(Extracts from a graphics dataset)
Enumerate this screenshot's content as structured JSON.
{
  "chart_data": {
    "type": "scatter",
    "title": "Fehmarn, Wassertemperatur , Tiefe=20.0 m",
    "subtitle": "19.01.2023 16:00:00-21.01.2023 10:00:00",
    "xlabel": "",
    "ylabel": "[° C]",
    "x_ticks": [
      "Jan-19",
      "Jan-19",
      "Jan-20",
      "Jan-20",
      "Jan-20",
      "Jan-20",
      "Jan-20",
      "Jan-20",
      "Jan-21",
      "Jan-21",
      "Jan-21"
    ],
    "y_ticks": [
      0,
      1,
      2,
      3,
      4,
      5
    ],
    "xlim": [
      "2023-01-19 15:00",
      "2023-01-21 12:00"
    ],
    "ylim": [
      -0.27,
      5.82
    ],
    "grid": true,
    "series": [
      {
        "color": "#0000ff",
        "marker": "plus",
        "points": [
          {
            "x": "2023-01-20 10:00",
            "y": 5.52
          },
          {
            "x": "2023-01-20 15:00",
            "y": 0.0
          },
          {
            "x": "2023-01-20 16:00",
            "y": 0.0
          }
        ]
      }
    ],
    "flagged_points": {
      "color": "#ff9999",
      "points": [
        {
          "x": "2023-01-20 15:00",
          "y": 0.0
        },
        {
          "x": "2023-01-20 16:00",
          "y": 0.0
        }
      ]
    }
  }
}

YOUR TASK: Each line of the material should be echoed exactly.

EXERCISE RESPONSE:
Enumerate this screenshot's content as structured JSON.
{
  "chart_data": {
    "type": "scatter",
    "title": "Fehmarn, Wassertemperatur , Tiefe=20.0 m",
    "subtitle": "19.01.2023 16:00:00-21.01.2023 10:00:00",
    "xlabel": "",
    "ylabel": "[° C]",
    "x_ticks": [
      "Jan-19",
      "Jan-19",
      "Jan-20",
      "Jan-20",
      "Jan-20",
      "Jan-20",
      "Jan-20",
      "Jan-20",
      "Jan-21",
      "Jan-21",
      "Jan-21"
    ],
    "y_ticks": [
      0,
      1,
      2,
      3,
      4,
      5
    ],
    "xlim": [
      "2023-01-19 15:00",
      "2023-01-21 12:00"
    ],
    "ylim": [
      -0.27,
      5.82
    ],
    "grid": true,
    "series": [
      {
        "color": "#0000ff",
        "marker": "plus",
        "points": [
          {
            "x": "2023-01-20 10:00",
            "y": 5.52
          },
          {
            "x": "2023-01-20 15:00",
            "y": 0.0
          },
          {
            "x": "2023-01-20 16:00",
            "y": 0.0
          }
        ]
      }
    ],
    "flagged_points": {
      "color": "#ff9999",
      "points": [
        {
          "x": "2023-01-20 15:00",
          "y": 0.0
        },
        {
          "x": "2023-01-20 16:00",
          "y": 0.0
        }
      ]
    }
  }
}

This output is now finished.